TEXT PROVIDED:
Instructor: Yolanda Reinoso Barzallo

Yolanda holds a CELTA Cambridge, a Juris Doctorate, and a Master of Public Administration. She is a published author of fiction in Spanish.

'Venir' means 'to come' and you need this verb often in daily conversations. This lesson covers the future and conditional tenses of this verb. You get some great examples from real life conversations.

'Will Come' vs. 'Would Come'

Imagine you want to assure someone that you will attend their get together: 'I will come to the party'. You use the future tense when you say a sentence like this one. But then, alas! You realize you are double booked that day and have to say: 'I would come to the party, but I am busy that day'... it is a disappointment but you use the conditional form when you say something like that.

In Spanish, the deal is the same. Venir (beh-NEER) means 'to come' and today we will learn both tenses through separate tables and examples.

Before we begin, it is important to clarify something about venir, because it doesn't work exactly the same as in English. In English, you can say 'I will come to the party' when you receive an invitation and it doesn't matter where you are at the moment you say it.

However, in Spanish, you can only say 'I will come to the party' IF you are at the exact location where the party will take place. This means that the Spanish verb venir is only good if you are in the place where an event will take place. Spanish speakers say instead: 'I will go to the party.' With this idea in mind, we can now begin.

Future of Venir

Subject
Pronoun
Conjugation Pronunciation Translation
yo vendré vehn-DREH I will come
vendrás vehn-DRAHS you (informal, singular) will come
él/ella/usted vendrá vehn-DRAH he/she, you(formal, singular) will come
nosotros/as vendremos vehn-DREH-mohs We (masculine/feminine) will come
vosotros/vosotras vendréis vehn-DREH-ees You (informal, plural) will come
ellos/ellas/ustedes vendrán vehn-DRAHN they (masculine/feminine), you (formal, plural) will come

Now, let's look at some examples, which include a scenario so that you can remember context:

Scenario One: Diego gets to work late today, which happens often. He promises his boss:

  • Siempre vendré al trabajo a tiempo de hoy en adelante. (I will always come to work on time from now on)

DATASET CONTENT:

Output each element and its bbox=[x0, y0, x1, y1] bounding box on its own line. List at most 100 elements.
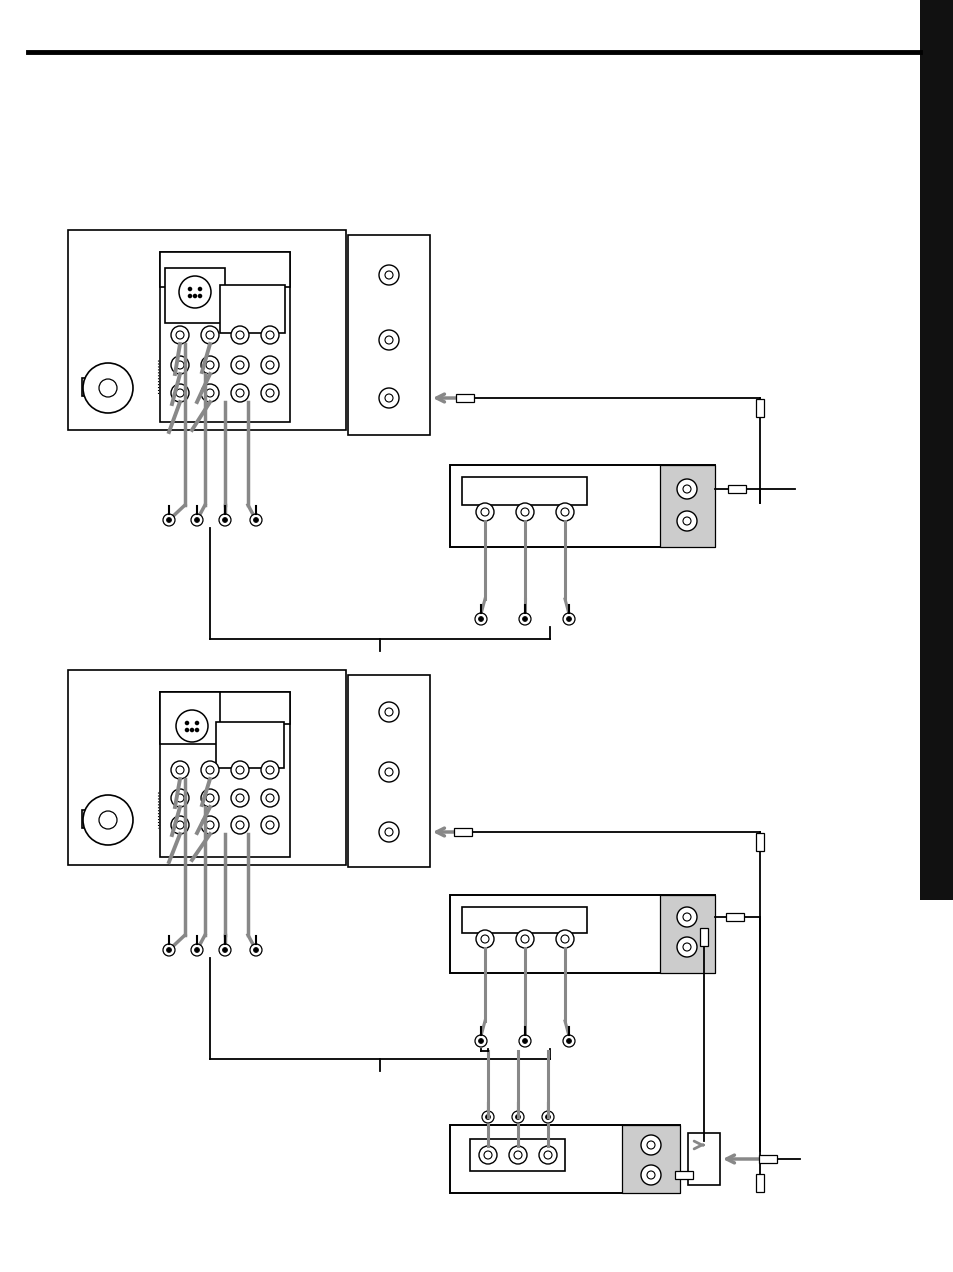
Circle shape bbox=[175, 766, 184, 773]
Circle shape bbox=[185, 729, 189, 731]
Circle shape bbox=[266, 331, 274, 340]
Bar bbox=[82, 810, 104, 828]
Circle shape bbox=[194, 948, 199, 953]
Bar bbox=[755, 399, 763, 417]
Circle shape bbox=[206, 794, 213, 803]
Circle shape bbox=[253, 518, 258, 523]
Circle shape bbox=[480, 935, 489, 943]
Bar bbox=[675, 1172, 692, 1179]
Circle shape bbox=[235, 389, 244, 397]
Circle shape bbox=[261, 817, 278, 834]
Circle shape bbox=[99, 812, 117, 829]
Circle shape bbox=[194, 518, 199, 523]
Circle shape bbox=[514, 1151, 521, 1159]
Circle shape bbox=[385, 336, 393, 343]
Circle shape bbox=[378, 702, 398, 722]
Bar bbox=[348, 675, 430, 868]
Circle shape bbox=[231, 356, 249, 374]
Circle shape bbox=[83, 363, 132, 413]
Circle shape bbox=[516, 930, 534, 948]
Circle shape bbox=[171, 384, 189, 402]
Bar bbox=[659, 895, 714, 973]
Bar bbox=[450, 466, 714, 547]
Bar bbox=[755, 833, 763, 851]
Circle shape bbox=[167, 948, 172, 953]
Bar bbox=[454, 828, 472, 836]
Circle shape bbox=[235, 766, 244, 773]
Bar bbox=[461, 907, 586, 932]
Circle shape bbox=[231, 326, 249, 343]
Circle shape bbox=[185, 721, 189, 725]
Circle shape bbox=[682, 943, 690, 951]
Circle shape bbox=[646, 1141, 655, 1149]
Circle shape bbox=[171, 326, 189, 343]
Circle shape bbox=[266, 794, 274, 803]
Circle shape bbox=[191, 944, 203, 957]
Circle shape bbox=[481, 1110, 494, 1123]
Circle shape bbox=[516, 502, 534, 522]
Circle shape bbox=[266, 766, 274, 773]
Circle shape bbox=[175, 710, 208, 742]
Bar bbox=[755, 1174, 763, 1192]
Circle shape bbox=[99, 379, 117, 397]
Circle shape bbox=[231, 789, 249, 806]
Circle shape bbox=[235, 820, 244, 829]
Circle shape bbox=[556, 502, 574, 522]
Circle shape bbox=[261, 356, 278, 374]
Circle shape bbox=[475, 613, 486, 625]
Circle shape bbox=[385, 271, 393, 279]
Bar bbox=[700, 929, 707, 946]
Circle shape bbox=[261, 761, 278, 778]
Circle shape bbox=[175, 361, 184, 369]
Circle shape bbox=[518, 613, 531, 625]
Circle shape bbox=[235, 331, 244, 340]
Bar bbox=[759, 1155, 776, 1163]
Bar bbox=[82, 378, 104, 396]
Circle shape bbox=[543, 1151, 552, 1159]
Circle shape bbox=[476, 502, 494, 522]
Circle shape bbox=[538, 1146, 557, 1164]
Circle shape bbox=[219, 514, 231, 527]
Bar bbox=[470, 1138, 564, 1172]
Circle shape bbox=[175, 820, 184, 829]
Circle shape bbox=[250, 514, 262, 527]
Bar bbox=[727, 485, 745, 494]
Circle shape bbox=[189, 295, 192, 298]
Circle shape bbox=[522, 1038, 527, 1043]
Circle shape bbox=[646, 1172, 655, 1179]
Bar bbox=[725, 913, 743, 921]
Circle shape bbox=[677, 480, 697, 499]
Bar bbox=[450, 895, 714, 973]
Circle shape bbox=[201, 817, 219, 834]
Circle shape bbox=[201, 761, 219, 778]
Bar bbox=[160, 252, 290, 287]
Circle shape bbox=[83, 795, 132, 845]
Circle shape bbox=[231, 384, 249, 402]
Circle shape bbox=[171, 761, 189, 778]
Circle shape bbox=[476, 930, 494, 948]
Circle shape bbox=[235, 361, 244, 369]
Circle shape bbox=[522, 617, 527, 622]
Circle shape bbox=[545, 1114, 550, 1119]
Circle shape bbox=[193, 295, 196, 298]
Circle shape bbox=[201, 789, 219, 806]
Circle shape bbox=[562, 613, 575, 625]
Circle shape bbox=[198, 287, 201, 290]
Circle shape bbox=[250, 944, 262, 957]
Circle shape bbox=[483, 1151, 492, 1159]
Circle shape bbox=[231, 817, 249, 834]
Circle shape bbox=[235, 794, 244, 803]
Circle shape bbox=[195, 729, 198, 731]
Circle shape bbox=[219, 944, 231, 957]
Circle shape bbox=[175, 331, 184, 340]
Circle shape bbox=[677, 937, 697, 957]
Bar bbox=[160, 692, 290, 724]
Bar bbox=[919, 0, 953, 901]
Circle shape bbox=[201, 326, 219, 343]
Bar bbox=[687, 1133, 720, 1186]
Circle shape bbox=[206, 361, 213, 369]
Circle shape bbox=[378, 822, 398, 842]
Circle shape bbox=[520, 935, 529, 943]
Circle shape bbox=[206, 766, 213, 773]
Circle shape bbox=[512, 1110, 523, 1123]
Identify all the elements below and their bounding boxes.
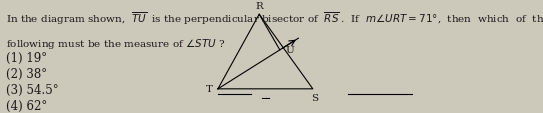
Text: S: S [311,93,318,102]
Text: (2) 38°: (2) 38° [5,67,47,80]
Text: In the diagram shown,  $\overline{TU}$  is the perpendicular bisector of  $\over: In the diagram shown, $\overline{TU}$ is… [5,10,543,27]
Text: T: T [206,85,213,93]
Text: (1) 19°: (1) 19° [5,52,47,65]
Text: U: U [285,46,294,54]
Text: (3) 54.5°: (3) 54.5° [5,83,58,96]
Text: (4) 62°: (4) 62° [5,99,47,112]
Text: R: R [255,1,263,10]
Text: following must be the measure of $\angle STU$ ?: following must be the measure of $\angle… [5,37,225,51]
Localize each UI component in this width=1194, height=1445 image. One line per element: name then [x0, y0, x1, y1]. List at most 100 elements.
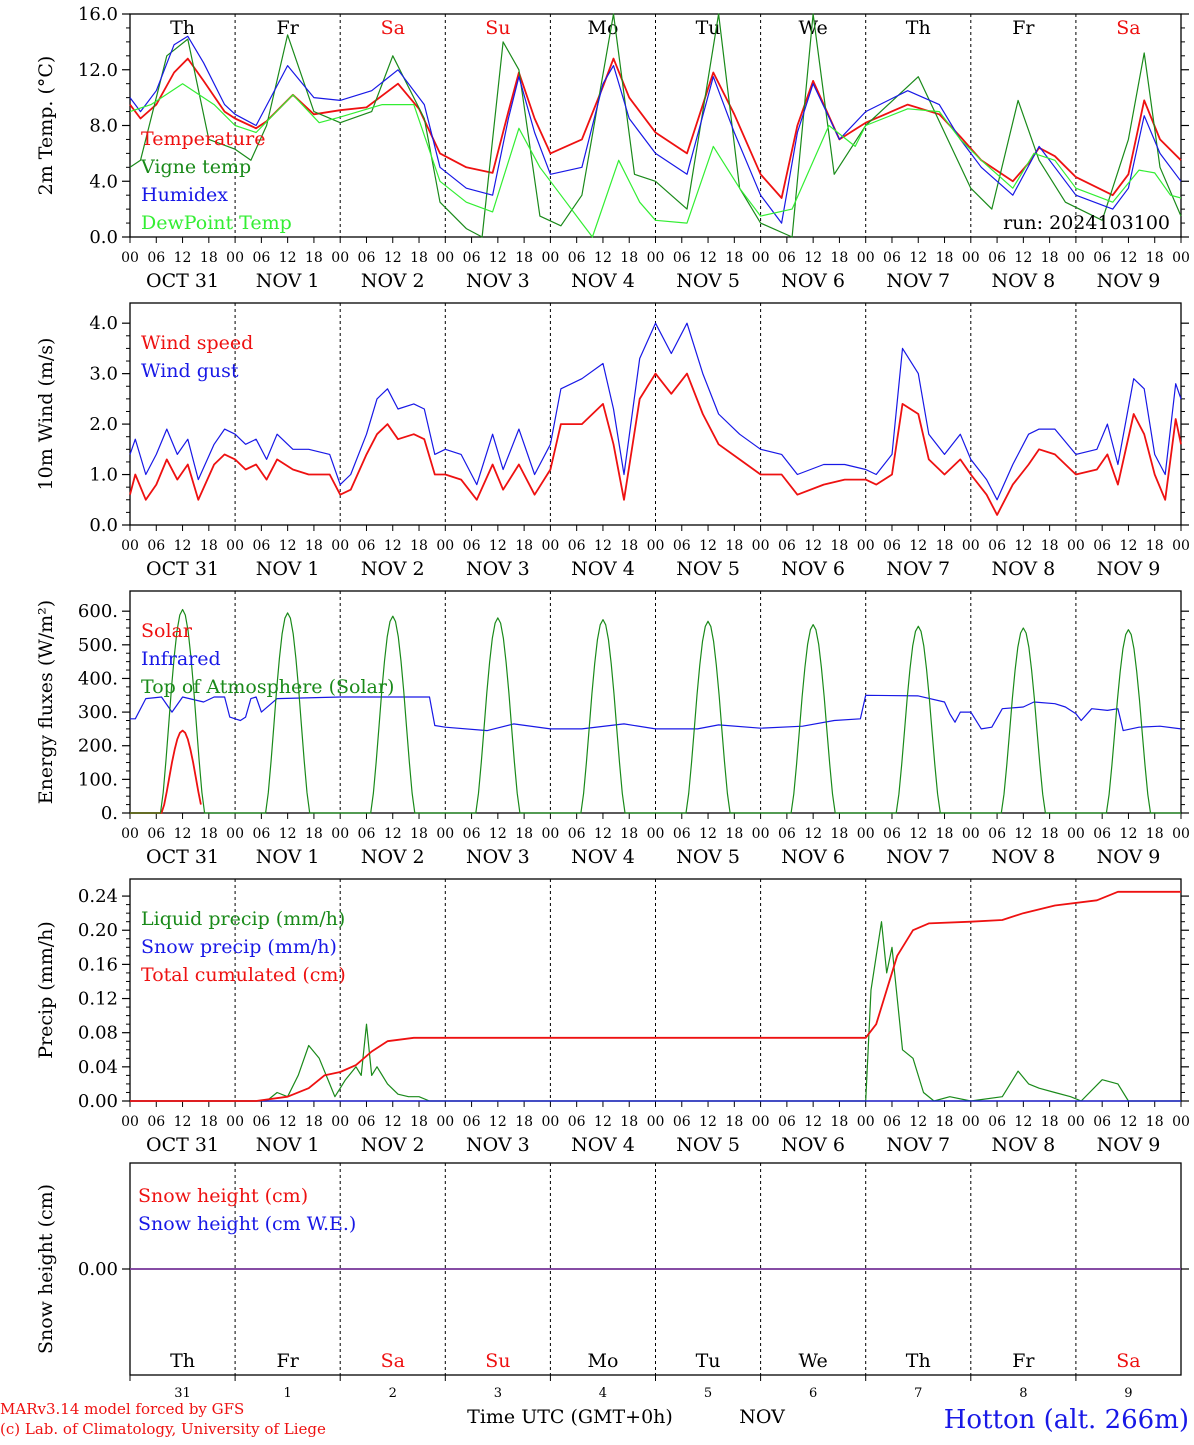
panel-2-hour-label: 00 [857, 538, 875, 554]
panel-2-hour-label: 00 [647, 538, 665, 554]
panel-4-hour-label: 06 [568, 1114, 586, 1130]
panel-3-hour-label: 06 [673, 826, 691, 842]
panel-3-legend-infrared: Infrared [141, 648, 221, 670]
panel-3-hour-label: 18 [1146, 826, 1164, 842]
panel-3-hour-label: 00 [121, 826, 139, 842]
panel-2-ytick-label: 2.0 [89, 414, 118, 435]
panel-3-date-label: NOV 8 [991, 846, 1055, 868]
panel-1-series-temperature-line [129, 57, 1182, 199]
panel-2-hour-label: 06 [463, 538, 481, 554]
panel-1-date-label: NOV 3 [466, 270, 530, 292]
panel-4-hour-label: 12 [489, 1114, 507, 1130]
panel-3-hour-label: 06 [883, 826, 901, 842]
panel-3-hour-label: 06 [463, 826, 481, 842]
panel-3-hour-label: 12 [489, 826, 507, 842]
panel-2-date-label: NOV 9 [1097, 558, 1161, 580]
panel-3-date-label: NOV 3 [466, 846, 530, 868]
panel-3-ytick-label: 0. [101, 803, 118, 824]
panel-2-hour-label: 12 [804, 538, 822, 554]
panel-4-date-label: NOV 2 [361, 1134, 425, 1156]
panel-1-legend-temperature: Temperature [141, 128, 265, 150]
panel-3-hour-label: 00 [226, 826, 244, 842]
panel-4-hour-label: 00 [331, 1114, 349, 1130]
panel-1-date-label: NOV 2 [361, 270, 425, 292]
panel-1-hour-label: 12 [594, 250, 612, 266]
panel-4-hour-label: 00 [541, 1114, 559, 1130]
panel-1-ytick-label: 16.0 [78, 4, 118, 25]
panel-3-hour-label: 00 [436, 826, 454, 842]
panel-1-hour-label: 18 [305, 250, 323, 266]
panel-1-run-annotation: run: 2024103100 [1003, 212, 1170, 234]
panel-5-ylabel: Snow height (cm) [35, 1184, 57, 1354]
panel-1-series-humidex-line [129, 35, 1182, 224]
panel-2-ytick-label: 1.0 [89, 465, 118, 486]
panel-2-ytick-label: 4.0 [89, 313, 118, 334]
panel-2-hour-label: 18 [410, 538, 428, 554]
panel-3-date-label: NOV 7 [886, 846, 950, 868]
panel-2-date-label: NOV 7 [886, 558, 950, 580]
panel-1-hour-label: 18 [1146, 250, 1164, 266]
panel-1-day-name: Su [485, 17, 510, 39]
panel-4-series-liquid-precip-mm-h-line [130, 921, 1181, 1102]
panel-1-hour-label: 06 [883, 250, 901, 266]
panel-3-hour-label: 00 [1067, 826, 1085, 842]
footer-copyright: (c) Lab. of Climatology, University of L… [0, 1420, 326, 1438]
panel-2-date-label: NOV 3 [466, 558, 530, 580]
panel-1-date-label: NOV 7 [886, 270, 950, 292]
panel-4-legend-total-cumulated-cm: Total cumulated (cm) [141, 964, 346, 986]
panel-2-hour-label: 06 [883, 538, 901, 554]
panel-4-ytick-label: 0.08 [78, 1023, 118, 1044]
panel-2-ytick-label: 3.0 [89, 364, 118, 385]
panel-4-hour-label: 12 [174, 1114, 192, 1130]
panel-2-hour-label: 12 [1120, 538, 1138, 554]
panel-4-date-label: NOV 6 [781, 1134, 845, 1156]
panel-4-hour-label: 00 [647, 1114, 665, 1130]
panel-1-hour-label: 06 [673, 250, 691, 266]
panel-5-legend-snow-height-cm-w-e: Snow height (cm W.E.) [138, 1213, 356, 1235]
panel-1-hour-label: 00 [1172, 250, 1190, 266]
panel-2-hour-label: 12 [594, 538, 612, 554]
panel-1-hour-label: 00 [541, 250, 559, 266]
panel-4-hour-label: 06 [1093, 1114, 1111, 1130]
panel-4-hour-label: 00 [121, 1114, 139, 1130]
panel-2-date-label: NOV 2 [361, 558, 425, 580]
panel-2-hour-label: 18 [305, 538, 323, 554]
panel-3-hour-label: 18 [620, 826, 638, 842]
panel-4-hour-label: 12 [909, 1114, 927, 1130]
panel-4-hour-label: 00 [1067, 1114, 1085, 1130]
panel-2-hour-label: 12 [489, 538, 507, 554]
panel-2-hour-label: 12 [1014, 538, 1032, 554]
panel-2-hour-label: 00 [541, 538, 559, 554]
panel-1-ytick-label: 12.0 [78, 60, 118, 81]
panel-4-hour-label: 12 [384, 1114, 402, 1130]
panel-3-date-label: NOV 9 [1097, 846, 1161, 868]
panel-2-series-wind-gust-line [129, 322, 1182, 501]
panel-1-hour-label: 12 [384, 250, 402, 266]
panel-2-hour-label: 06 [673, 538, 691, 554]
panel-4-hour-label: 12 [594, 1114, 612, 1130]
panel-4-hour-label: 18 [200, 1114, 218, 1130]
panel-4-hour-label: 18 [515, 1114, 533, 1130]
panel-2-hour-label: 06 [147, 538, 165, 554]
panel-3-hour-label: 18 [1041, 826, 1059, 842]
panel-1-hour-label: 12 [804, 250, 822, 266]
panel-1-day-name: Sa [381, 17, 405, 39]
panel-1-series-vigne-temp-line [129, 13, 1182, 238]
panel-1-date-label: NOV 9 [1097, 270, 1161, 292]
panel-1-hour-label: 00 [121, 250, 139, 266]
panel-5-day-name: Th [170, 1350, 195, 1372]
panel-1-hour-label: 00 [226, 250, 244, 266]
panel-3-ylabel: Energy fluxes (W/m²) [35, 600, 57, 804]
panel-3-hour-label: 18 [305, 826, 323, 842]
panel-5-day-number: 7 [914, 1386, 922, 1401]
panel-4-hour-label: 06 [463, 1114, 481, 1130]
footer-station: Hotton (alt. 266m) [944, 1405, 1189, 1435]
panel-1-hour-label: 06 [1093, 250, 1111, 266]
panel-2-hour-label: 00 [436, 538, 454, 554]
panel-1-hour-label: 12 [279, 250, 297, 266]
panel-4-hour-label: 06 [883, 1114, 901, 1130]
panel-4-hour-label: 12 [804, 1114, 822, 1130]
panel-4-date-label: NOV 7 [886, 1134, 950, 1156]
panel-4-hour-label: 12 [279, 1114, 297, 1130]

WHAT TO DO:
a) In the Spanish lesson on venir, repeat the passage starting with "Imagine you want" and going on through "something like that.", switching "party" for "wedding".
b) List the six Spanish forms of venir shown in the future-tense table of the lesson.
c) Answer these from the venir lesson:
(i) In what language has the instructor published fiction?
(ii) Which two tenses of venir does the lesson cover?
(iii) According to the lesson, what do Spanish speakers say instead of "I will come to the party" when they are not at the party's location?

RESULTS OF THE TASKS:
a)
Imagine you want to assure someone that you will attend their get together: 'I will come to the wedding'. You use the future tense when you say a sentence like this one. But then, alas! You realize you are double booked that day and have to say: 'I would come to the wedding, but I am busy that day'... it is a disappointment but you use the conditional form when you say something like that.

b) vendré, vendrás, vendrá, vendremos, vendréis, vendrán

c)
(i) Spanish
(ii) The future and conditional tenses
(iii) "I will go to the party."